Excerpted records =>
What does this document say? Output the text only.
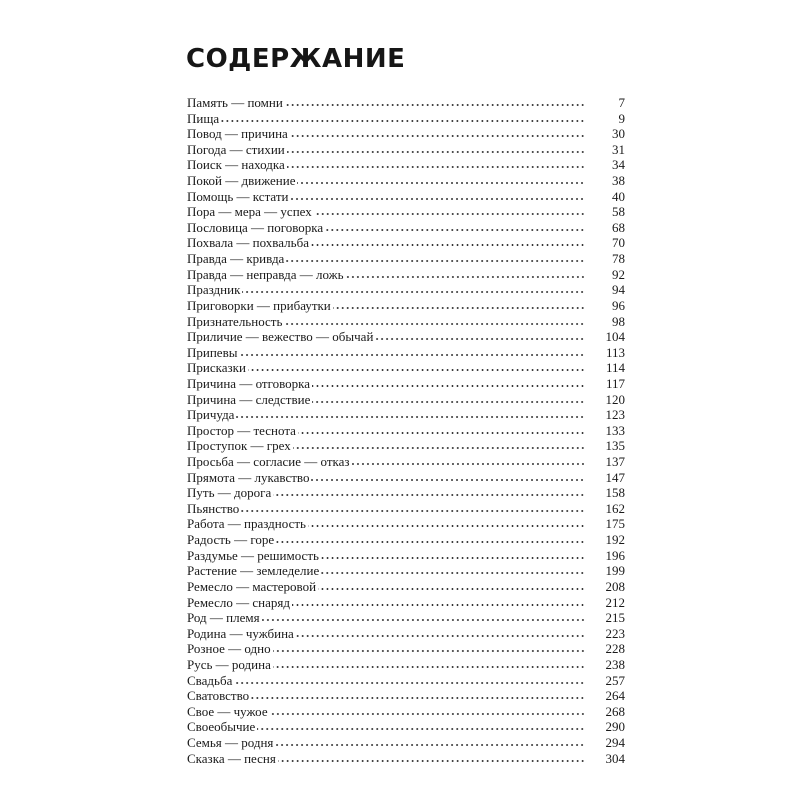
СОДЕРЖАНИЕ
Память — помни	7
Пища	9
Повод — причина	30
Погода — стихии	31
Поиск — находка	34
Покой — движение	38
Помощь — кстати	40
Пора — мера — успех	58
Пословица — поговорка	68
Похвала — похвальба	70
Правда — кривда	78
Правда — неправда — ложь	92
Праздник	94
Приговорки — прибаутки	96
Признательность	98
Приличие — вежество — обычай	104
Припевы	113
Присказки	114
Причина — отговорка	117
Причина — следствие	120
Причуда	123
Простор — теснота	133
Проступок — грех	135
Просьба — согласие — отказ	137
Прямота — лукавство	147
Путь — дорога	158
Пьянство	162
Работа — праздность	175
Радость — горе	192
Раздумье — решимость	196
Растение — земледелие	199
Ремесло — мастеровой	208
Ремесло — снаряд	212
Род — племя	215
Родина — чужбина	223
Розное — одно	228
Русь — родина	238
Свадьба	257
Сватовство	264
Свое — чужое	268
Своеобычие	290
Семья — родня	294
Сказка — песня	304
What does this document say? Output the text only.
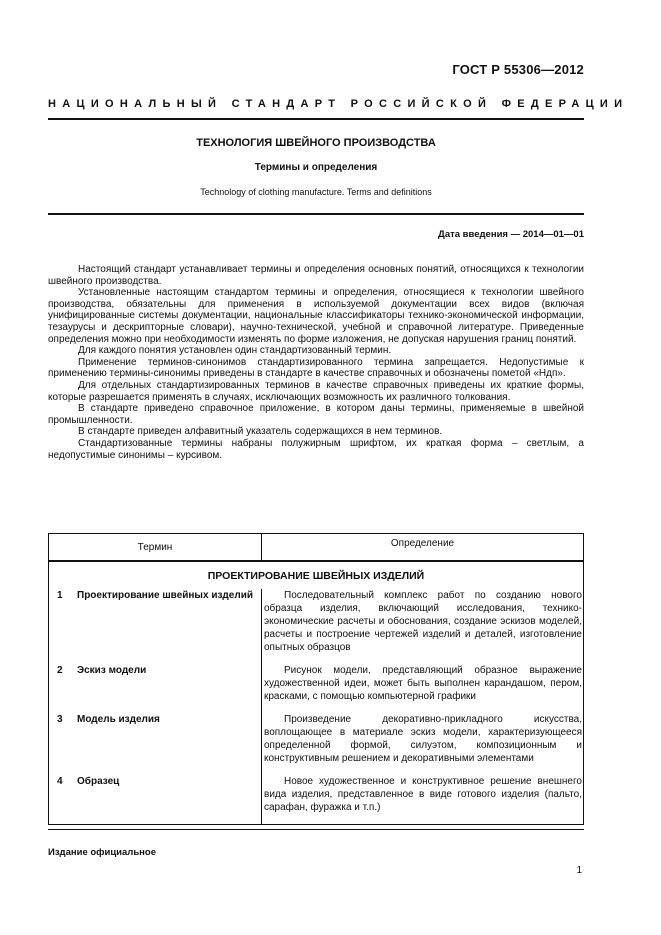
ГОСТ Р 55306—2012
НАЦИОНАЛЬНЫЙ СТАНДАРТ РОССИЙСКОЙ ФЕДЕРАЦИИ
ТЕХНОЛОГИЯ ШВЕЙНОГО ПРОИЗВОДСТВА
Термины и определения
Technology of clothing manufacture. Terms and definitions
Дата введения — 2014—01—01

Настоящий стандарт устанавливает термины и определения основных понятий, относящихся к технологии швейного производства.

Установленные настоящим стандартом термины и определения, относящиеся к технологии швейного производства, обязательны для применения в используемой документации всех видов (включая унифицированные системы документации, национальные классификаторы технико-экономической информации, тезаурусы и дескрипторные словари), научно-технической, учебной и справочной литературе. Приведенные определения можно при необходимости изменять по форме изложения, не допуская нарушения границ понятий.

Для каждого понятия установлен один стандартизованный термин.

Применение терминов-синонимов стандартизированного термина запрещается. Недопустимые к применению термины-синонимы приведены в стандарте в качестве справочных и обозначены пометой «Ндп».

Для отдельных стандартизированных терминов в качестве справочных приведены их краткие формы, которые разрешается применять в случаях, исключающих возможность их различного толкования.

В стандарте приведено справочное приложение, в котором даны термины, применяемые в швейной промышленности.

В стандарте приведен алфавитный указатель содержащихся в нем терминов.

Стандартизованные термины набраны полужирным шрифтом, их краткая форма – светлым, а недопустимые синонимы – курсивом.

Термин	Определение
ПРОЕКТИРОВАНИЕ ШВЕЙНЫХ ИЗДЕЛИЙ	
1 Проектирование швейных изделий	Последовательный комплекс работ по созданию нового образца изделия, включающий исследования, технико-экономические расчеты и обоснования, создание эскизов моделей, расчеты и построение чертежей изделий и деталей, изготовление опытных образцов

2 Эскиз модели	Рисунок модели, представляющий образное выражение художественной идеи, может быть выполнен карандашом, пером, красками, с помощью компьютерной графики

3 Модель изделия	Произведение декоративно-прикладного искусства, воплощающее в материале эскиз модели, характеризующееся определенной формой, силуэтом, композиционным и конструктивным решением и декоративными элементами

4 Образец	Новое художественное и конструктивное решение внешнего вида изделия, представленное в виде готового изделия (пальто, сарафан, фуражка и т.п.)

Издание официальное
1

What this task involves =>
In the listing, find each line with the string "качестве" and copy it.

Finished answer =>
Применение терминов-синонимов стандартизированного термина запрещается. Недопустимые к применению термины-синонимы приведены в стандарте в качестве справочных и обозначены пометой «Ндп».
Для отдельных стандартизированных терминов в качестве справочных приведены их краткие формы, которые разрешается применять в случаях, исключающих возможность их различного толкования.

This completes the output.